## Start Given data
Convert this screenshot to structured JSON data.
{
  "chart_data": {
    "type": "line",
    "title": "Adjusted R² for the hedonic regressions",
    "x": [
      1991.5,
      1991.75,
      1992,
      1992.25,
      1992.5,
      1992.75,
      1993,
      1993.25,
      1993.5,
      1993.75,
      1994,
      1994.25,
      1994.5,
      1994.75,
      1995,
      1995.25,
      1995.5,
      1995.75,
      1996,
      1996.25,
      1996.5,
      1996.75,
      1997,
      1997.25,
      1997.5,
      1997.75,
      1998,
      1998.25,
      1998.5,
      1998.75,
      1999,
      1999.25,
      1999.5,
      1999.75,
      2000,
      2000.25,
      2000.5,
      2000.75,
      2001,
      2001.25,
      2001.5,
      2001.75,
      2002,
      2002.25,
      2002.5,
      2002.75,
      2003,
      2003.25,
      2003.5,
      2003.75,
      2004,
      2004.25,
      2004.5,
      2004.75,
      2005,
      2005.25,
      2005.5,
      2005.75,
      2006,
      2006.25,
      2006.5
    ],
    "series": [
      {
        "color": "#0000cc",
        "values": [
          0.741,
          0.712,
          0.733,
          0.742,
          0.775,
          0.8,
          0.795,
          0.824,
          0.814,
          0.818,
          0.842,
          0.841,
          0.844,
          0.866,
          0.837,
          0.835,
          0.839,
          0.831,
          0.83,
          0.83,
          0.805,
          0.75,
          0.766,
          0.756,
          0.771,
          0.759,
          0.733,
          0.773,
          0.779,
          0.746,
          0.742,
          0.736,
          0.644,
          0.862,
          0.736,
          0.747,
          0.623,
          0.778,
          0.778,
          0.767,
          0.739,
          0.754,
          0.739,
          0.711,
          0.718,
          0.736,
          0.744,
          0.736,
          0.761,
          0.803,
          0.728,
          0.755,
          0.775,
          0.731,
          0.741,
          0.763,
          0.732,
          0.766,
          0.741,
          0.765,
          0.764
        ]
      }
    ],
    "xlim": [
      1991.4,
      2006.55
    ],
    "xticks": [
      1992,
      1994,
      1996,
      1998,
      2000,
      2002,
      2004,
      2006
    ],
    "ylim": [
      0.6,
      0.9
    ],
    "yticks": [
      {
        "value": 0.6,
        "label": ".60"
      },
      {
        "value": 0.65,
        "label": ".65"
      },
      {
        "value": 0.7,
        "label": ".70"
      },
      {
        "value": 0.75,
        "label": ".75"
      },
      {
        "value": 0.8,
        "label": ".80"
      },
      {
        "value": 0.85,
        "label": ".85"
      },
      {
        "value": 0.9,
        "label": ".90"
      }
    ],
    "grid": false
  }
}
## End Given data
Give the complete listing a second time, exactly as it reads.

Convert this screenshot to structured JSON data.
{
  "chart_data": {
    "type": "line",
    "title": "Adjusted R² for the hedonic regressions",
    "x": [
      1991.5,
      1991.75,
      1992,
      1992.25,
      1992.5,
      1992.75,
      1993,
      1993.25,
      1993.5,
      1993.75,
      1994,
      1994.25,
      1994.5,
      1994.75,
      1995,
      1995.25,
      1995.5,
      1995.75,
      1996,
      1996.25,
      1996.5,
      1996.75,
      1997,
      1997.25,
      1997.5,
      1997.75,
      1998,
      1998.25,
      1998.5,
      1998.75,
      1999,
      1999.25,
      1999.5,
      1999.75,
      2000,
      2000.25,
      2000.5,
      2000.75,
      2001,
      2001.25,
      2001.5,
      2001.75,
      2002,
      2002.25,
      2002.5,
      2002.75,
      2003,
      2003.25,
      2003.5,
      2003.75,
      2004,
      2004.25,
      2004.5,
      2004.75,
      2005,
      2005.25,
      2005.5,
      2005.75,
      2006,
      2006.25,
      2006.5
    ],
    "series": [
      {
        "color": "#0000cc",
        "values": [
          0.741,
          0.712,
          0.733,
          0.742,
          0.775,
          0.8,
          0.795,
          0.824,
          0.814,
          0.818,
          0.842,
          0.841,
          0.844,
          0.866,
          0.837,
          0.835,
          0.839,
          0.831,
          0.83,
          0.83,
          0.805,
          0.75,
          0.766,
          0.756,
          0.771,
          0.759,
          0.733,
          0.773,
          0.779,
          0.746,
          0.742,
          0.736,
          0.644,
          0.862,
          0.736,
          0.747,
          0.623,
          0.778,
          0.778,
          0.767,
          0.739,
          0.754,
          0.739,
          0.711,
          0.718,
          0.736,
          0.744,
          0.736,
          0.761,
          0.803,
          0.728,
          0.755,
          0.775,
          0.731,
          0.741,
          0.763,
          0.732,
          0.766,
          0.741,
          0.765,
          0.764
        ]
      }
    ],
    "xlim": [
      1991.4,
      2006.55
    ],
    "xticks": [
      1992,
      1994,
      1996,
      1998,
      2000,
      2002,
      2004,
      2006
    ],
    "ylim": [
      0.6,
      0.9
    ],
    "yticks": [
      {
        "value": 0.6,
        "label": ".60"
      },
      {
        "value": 0.65,
        "label": ".65"
      },
      {
        "value": 0.7,
        "label": ".70"
      },
      {
        "value": 0.75,
        "label": ".75"
      },
      {
        "value": 0.8,
        "label": ".80"
      },
      {
        "value": 0.85,
        "label": ".85"
      },
      {
        "value": 0.9,
        "label": ".90"
      }
    ],
    "grid": false
  }
}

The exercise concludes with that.